--- Start AVAILABLE DATA ---

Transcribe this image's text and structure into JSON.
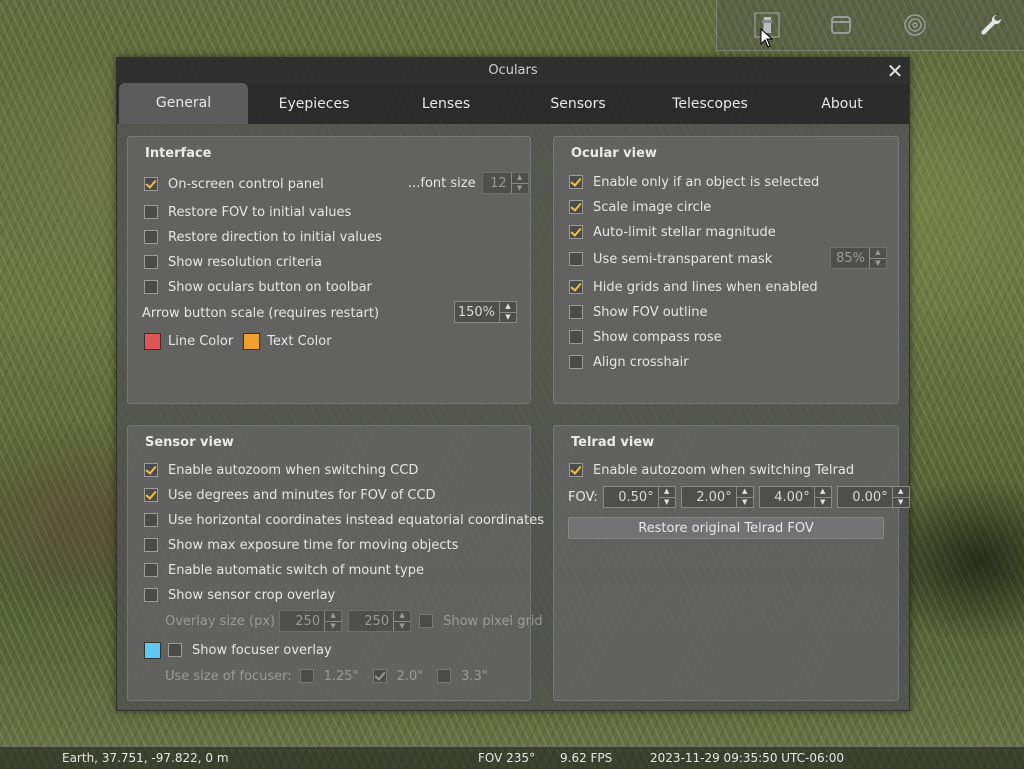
{
  "dialog": {
    "title": "Oculars",
    "close_glyph": "✕",
    "tabs": [
      "General",
      "Eyepieces",
      "Lenses",
      "Sensors",
      "Telescopes",
      "About"
    ],
    "active_tab": "General"
  },
  "interface": {
    "title": "Interface",
    "on_screen_control_panel": "On-screen control panel",
    "font_size_label": "...font size",
    "font_size_value": "12",
    "restore_fov": "Restore FOV to initial values",
    "restore_direction": "Restore direction to initial values",
    "show_resolution": "Show resolution criteria",
    "show_button_toolbar": "Show oculars button on toolbar",
    "arrow_scale_label": "Arrow button scale (requires restart)",
    "arrow_scale_value": "150%",
    "line_color_label": "Line Color",
    "text_color_label": "Text Color",
    "line_color": "#e05555",
    "text_color": "#f0a030"
  },
  "ocular_view": {
    "title": "Ocular view",
    "enable_only_selected": "Enable only if an object is selected",
    "scale_image_circle": "Scale image circle",
    "auto_limit": "Auto-limit stellar magnitude",
    "semi_transparent": "Use semi-transparent mask",
    "semi_transparent_value": "85%",
    "hide_grids": "Hide grids and lines when enabled",
    "show_fov_outline": "Show FOV outline",
    "show_compass": "Show compass rose",
    "align_crosshair": "Align crosshair"
  },
  "sensor_view": {
    "title": "Sensor view",
    "autozoom_ccd": "Enable autozoom when switching CCD",
    "degrees_minutes": "Use degrees and minutes for FOV of CCD",
    "horizontal_coords": "Use horizontal coordinates instead equatorial coordinates",
    "max_exposure": "Show max exposure time for moving objects",
    "auto_mount_switch": "Enable automatic switch of mount type",
    "crop_overlay": "Show sensor crop overlay",
    "overlay_size_label": "Overlay size (px)",
    "overlay_w": "250",
    "overlay_h": "250",
    "show_pixel_grid": "Show pixel grid",
    "focuser_overlay": "Show focuser overlay",
    "focuser_color": "#5ec8f0",
    "use_size_label": "Use size of focuser:",
    "size_125": "1.25\"",
    "size_20": "2.0\"",
    "size_33": "3.3\""
  },
  "telrad_view": {
    "title": "Telrad view",
    "autozoom_telrad": "Enable autozoom when switching Telrad",
    "fov_label": "FOV:",
    "fov1": "0.50°",
    "fov2": "2.00°",
    "fov3": "4.00°",
    "fov4": "0.00°",
    "restore_button": "Restore original Telrad FOV"
  },
  "status": {
    "location": "Earth, 37.751, -97.822, 0 m",
    "fov": "FOV 235°",
    "fps": "9.62 FPS",
    "datetime": "2023-11-29 09:35:50 UTC-06:00"
  }
}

--- End AVAILABLE DATA ---

### TASK STATEMENT
Scan the lines for the string "image". Copy out each line that matches.

### SOLVED EXERCISE
Transcribe this image's text and structure into JSON.
    "scale_image_circle": "Scale image circle",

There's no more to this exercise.